┌──

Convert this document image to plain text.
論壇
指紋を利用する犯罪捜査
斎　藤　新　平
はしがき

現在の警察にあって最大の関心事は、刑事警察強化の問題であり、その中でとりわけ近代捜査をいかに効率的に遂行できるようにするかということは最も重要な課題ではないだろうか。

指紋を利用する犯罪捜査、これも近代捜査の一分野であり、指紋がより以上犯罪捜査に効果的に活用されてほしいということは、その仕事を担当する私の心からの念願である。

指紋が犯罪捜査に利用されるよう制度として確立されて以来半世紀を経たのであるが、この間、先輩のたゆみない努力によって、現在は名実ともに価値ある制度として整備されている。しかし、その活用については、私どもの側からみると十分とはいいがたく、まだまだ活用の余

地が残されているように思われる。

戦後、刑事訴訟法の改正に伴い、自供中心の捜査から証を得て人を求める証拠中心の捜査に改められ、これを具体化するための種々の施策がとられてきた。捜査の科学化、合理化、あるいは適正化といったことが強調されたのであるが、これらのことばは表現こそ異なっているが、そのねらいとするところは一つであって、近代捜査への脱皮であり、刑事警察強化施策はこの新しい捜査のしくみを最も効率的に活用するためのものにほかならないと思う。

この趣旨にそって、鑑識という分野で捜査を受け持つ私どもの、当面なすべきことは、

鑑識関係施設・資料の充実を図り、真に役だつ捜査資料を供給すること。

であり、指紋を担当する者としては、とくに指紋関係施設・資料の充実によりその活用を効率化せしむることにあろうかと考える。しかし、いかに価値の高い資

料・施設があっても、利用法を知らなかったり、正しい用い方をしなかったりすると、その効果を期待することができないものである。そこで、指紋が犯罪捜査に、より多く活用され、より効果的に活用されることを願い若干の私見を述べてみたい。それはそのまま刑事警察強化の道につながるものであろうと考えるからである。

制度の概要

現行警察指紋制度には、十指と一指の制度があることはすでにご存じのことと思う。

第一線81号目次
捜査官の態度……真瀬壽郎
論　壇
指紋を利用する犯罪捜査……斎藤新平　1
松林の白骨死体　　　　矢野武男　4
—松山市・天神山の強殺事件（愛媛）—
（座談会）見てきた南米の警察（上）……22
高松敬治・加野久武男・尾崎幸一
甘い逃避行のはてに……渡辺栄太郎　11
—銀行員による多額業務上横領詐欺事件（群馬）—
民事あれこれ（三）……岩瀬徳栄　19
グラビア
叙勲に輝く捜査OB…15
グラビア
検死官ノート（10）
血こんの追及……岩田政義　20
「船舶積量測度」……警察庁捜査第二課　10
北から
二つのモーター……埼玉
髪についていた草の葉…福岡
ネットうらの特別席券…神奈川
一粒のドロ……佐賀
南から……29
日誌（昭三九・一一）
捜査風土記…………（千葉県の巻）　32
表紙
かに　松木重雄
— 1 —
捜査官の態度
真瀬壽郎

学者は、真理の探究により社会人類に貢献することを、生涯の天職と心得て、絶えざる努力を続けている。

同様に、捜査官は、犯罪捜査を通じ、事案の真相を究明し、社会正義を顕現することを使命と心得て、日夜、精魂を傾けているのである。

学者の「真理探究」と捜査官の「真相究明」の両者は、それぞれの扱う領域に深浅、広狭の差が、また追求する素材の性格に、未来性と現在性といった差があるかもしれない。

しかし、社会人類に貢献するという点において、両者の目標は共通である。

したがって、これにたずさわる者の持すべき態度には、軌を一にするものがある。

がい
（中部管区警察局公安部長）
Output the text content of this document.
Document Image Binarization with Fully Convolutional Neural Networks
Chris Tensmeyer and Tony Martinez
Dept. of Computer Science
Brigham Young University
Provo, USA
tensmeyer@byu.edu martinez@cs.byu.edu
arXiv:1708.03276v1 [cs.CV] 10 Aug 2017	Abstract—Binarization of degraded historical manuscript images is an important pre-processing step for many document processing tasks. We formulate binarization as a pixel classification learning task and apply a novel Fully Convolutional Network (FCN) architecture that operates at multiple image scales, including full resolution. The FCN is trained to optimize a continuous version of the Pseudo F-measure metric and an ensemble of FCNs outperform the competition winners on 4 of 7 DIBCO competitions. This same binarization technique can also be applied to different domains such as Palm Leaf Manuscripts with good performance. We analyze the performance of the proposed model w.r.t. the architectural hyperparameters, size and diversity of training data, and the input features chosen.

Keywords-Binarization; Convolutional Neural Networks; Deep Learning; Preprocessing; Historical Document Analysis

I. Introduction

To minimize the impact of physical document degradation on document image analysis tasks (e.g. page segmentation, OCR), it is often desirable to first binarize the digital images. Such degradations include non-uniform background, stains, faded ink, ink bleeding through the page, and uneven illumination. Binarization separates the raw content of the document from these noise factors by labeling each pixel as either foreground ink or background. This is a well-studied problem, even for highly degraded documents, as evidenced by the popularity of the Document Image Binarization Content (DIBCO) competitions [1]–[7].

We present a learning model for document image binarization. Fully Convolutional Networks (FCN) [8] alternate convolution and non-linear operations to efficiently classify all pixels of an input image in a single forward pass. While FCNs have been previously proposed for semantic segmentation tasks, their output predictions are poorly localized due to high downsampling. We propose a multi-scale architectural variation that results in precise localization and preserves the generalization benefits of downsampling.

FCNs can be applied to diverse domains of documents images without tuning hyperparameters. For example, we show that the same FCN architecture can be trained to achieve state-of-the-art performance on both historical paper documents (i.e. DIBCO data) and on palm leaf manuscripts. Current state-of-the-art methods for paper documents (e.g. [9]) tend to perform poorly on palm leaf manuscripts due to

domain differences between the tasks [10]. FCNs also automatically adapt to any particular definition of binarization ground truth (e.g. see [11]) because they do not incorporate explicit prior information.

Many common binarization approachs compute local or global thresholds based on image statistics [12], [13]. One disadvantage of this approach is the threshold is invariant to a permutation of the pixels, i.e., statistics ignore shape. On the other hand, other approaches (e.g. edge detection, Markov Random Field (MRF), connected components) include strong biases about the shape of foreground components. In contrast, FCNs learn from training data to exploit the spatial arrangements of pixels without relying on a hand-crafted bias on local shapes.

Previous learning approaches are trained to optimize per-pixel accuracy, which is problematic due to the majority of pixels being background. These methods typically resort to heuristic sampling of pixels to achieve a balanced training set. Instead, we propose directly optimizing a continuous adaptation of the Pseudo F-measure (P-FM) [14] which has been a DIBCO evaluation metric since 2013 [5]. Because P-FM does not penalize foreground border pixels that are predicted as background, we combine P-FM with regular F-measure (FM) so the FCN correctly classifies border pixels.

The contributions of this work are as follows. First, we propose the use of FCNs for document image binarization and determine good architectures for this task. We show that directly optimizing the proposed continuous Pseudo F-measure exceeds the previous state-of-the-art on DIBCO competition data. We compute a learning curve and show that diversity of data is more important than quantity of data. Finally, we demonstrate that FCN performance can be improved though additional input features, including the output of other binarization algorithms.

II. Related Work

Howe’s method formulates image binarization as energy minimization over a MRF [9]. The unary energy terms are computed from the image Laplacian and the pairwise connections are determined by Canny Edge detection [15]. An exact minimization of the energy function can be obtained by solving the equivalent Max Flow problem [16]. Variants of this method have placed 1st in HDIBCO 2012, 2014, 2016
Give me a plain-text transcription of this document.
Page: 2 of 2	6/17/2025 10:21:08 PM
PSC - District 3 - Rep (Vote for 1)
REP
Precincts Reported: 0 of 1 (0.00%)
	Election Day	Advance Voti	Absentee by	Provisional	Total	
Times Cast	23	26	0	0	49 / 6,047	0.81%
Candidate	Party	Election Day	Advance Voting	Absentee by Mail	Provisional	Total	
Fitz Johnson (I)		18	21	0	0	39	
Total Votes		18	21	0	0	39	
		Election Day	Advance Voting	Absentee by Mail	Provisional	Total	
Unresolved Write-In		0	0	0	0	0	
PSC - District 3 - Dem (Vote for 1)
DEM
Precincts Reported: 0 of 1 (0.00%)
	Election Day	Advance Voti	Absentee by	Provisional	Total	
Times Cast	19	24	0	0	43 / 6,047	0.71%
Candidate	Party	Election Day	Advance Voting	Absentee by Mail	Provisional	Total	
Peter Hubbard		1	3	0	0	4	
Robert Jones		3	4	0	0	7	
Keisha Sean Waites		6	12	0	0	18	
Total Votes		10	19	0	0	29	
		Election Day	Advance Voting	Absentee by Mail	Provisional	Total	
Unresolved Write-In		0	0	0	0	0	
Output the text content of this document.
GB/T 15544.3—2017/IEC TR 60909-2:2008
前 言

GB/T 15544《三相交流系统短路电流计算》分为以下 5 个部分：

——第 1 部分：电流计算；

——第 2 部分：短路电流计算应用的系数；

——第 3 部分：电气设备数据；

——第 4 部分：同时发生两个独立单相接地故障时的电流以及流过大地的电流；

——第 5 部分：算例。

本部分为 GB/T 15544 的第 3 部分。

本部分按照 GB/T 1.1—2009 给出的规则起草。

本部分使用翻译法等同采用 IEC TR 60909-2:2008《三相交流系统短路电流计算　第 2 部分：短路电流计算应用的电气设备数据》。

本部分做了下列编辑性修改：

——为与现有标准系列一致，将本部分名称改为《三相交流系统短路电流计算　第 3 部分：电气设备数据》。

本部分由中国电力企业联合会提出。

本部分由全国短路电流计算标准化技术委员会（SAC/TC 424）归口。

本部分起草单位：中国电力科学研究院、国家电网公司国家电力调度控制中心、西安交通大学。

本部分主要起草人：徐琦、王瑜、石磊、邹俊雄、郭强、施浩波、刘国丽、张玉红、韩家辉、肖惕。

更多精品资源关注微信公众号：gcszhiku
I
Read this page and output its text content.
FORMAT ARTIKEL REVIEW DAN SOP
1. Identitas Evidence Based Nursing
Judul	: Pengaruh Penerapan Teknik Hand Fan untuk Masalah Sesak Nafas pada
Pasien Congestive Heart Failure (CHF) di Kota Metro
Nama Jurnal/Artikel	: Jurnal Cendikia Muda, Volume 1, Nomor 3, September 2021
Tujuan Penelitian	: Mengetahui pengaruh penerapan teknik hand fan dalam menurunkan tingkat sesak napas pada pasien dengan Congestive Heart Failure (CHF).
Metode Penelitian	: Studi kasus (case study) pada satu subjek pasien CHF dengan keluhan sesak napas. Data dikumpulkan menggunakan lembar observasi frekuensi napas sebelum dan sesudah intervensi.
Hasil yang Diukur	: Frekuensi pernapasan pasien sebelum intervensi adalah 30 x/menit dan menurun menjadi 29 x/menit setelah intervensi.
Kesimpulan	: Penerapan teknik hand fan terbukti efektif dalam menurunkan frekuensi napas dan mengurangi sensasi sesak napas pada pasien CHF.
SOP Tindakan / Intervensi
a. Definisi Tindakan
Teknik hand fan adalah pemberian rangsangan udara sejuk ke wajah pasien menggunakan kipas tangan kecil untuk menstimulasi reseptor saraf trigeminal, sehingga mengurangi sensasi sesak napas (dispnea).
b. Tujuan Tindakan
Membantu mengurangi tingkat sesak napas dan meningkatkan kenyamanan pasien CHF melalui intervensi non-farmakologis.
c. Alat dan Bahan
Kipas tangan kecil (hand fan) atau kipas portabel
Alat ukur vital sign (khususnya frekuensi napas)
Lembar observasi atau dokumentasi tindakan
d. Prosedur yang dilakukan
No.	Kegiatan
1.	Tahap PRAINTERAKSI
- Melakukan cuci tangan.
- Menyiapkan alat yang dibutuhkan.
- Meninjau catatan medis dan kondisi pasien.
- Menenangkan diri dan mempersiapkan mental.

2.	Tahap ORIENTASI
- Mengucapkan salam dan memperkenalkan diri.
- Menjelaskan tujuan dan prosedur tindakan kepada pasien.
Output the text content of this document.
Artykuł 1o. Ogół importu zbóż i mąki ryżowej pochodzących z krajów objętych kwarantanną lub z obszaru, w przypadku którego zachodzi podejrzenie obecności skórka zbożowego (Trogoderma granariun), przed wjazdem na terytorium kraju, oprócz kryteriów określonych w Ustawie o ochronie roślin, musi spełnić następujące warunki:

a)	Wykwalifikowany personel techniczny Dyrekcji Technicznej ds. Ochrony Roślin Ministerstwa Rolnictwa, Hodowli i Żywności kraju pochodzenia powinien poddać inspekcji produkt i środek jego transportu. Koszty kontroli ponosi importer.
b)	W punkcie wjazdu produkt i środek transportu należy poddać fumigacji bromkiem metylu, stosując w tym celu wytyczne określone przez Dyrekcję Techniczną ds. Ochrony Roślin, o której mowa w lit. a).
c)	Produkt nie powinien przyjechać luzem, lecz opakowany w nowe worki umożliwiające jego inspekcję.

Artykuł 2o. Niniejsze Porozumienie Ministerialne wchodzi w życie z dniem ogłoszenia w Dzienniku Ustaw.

└──

Required work => In the records above, find the lines containing "District" and copy them.

Answer to this exercise =>
PSC - District 3 - Rep (Vote for 1)
PSC - District 3 - Dem (Vote for 1)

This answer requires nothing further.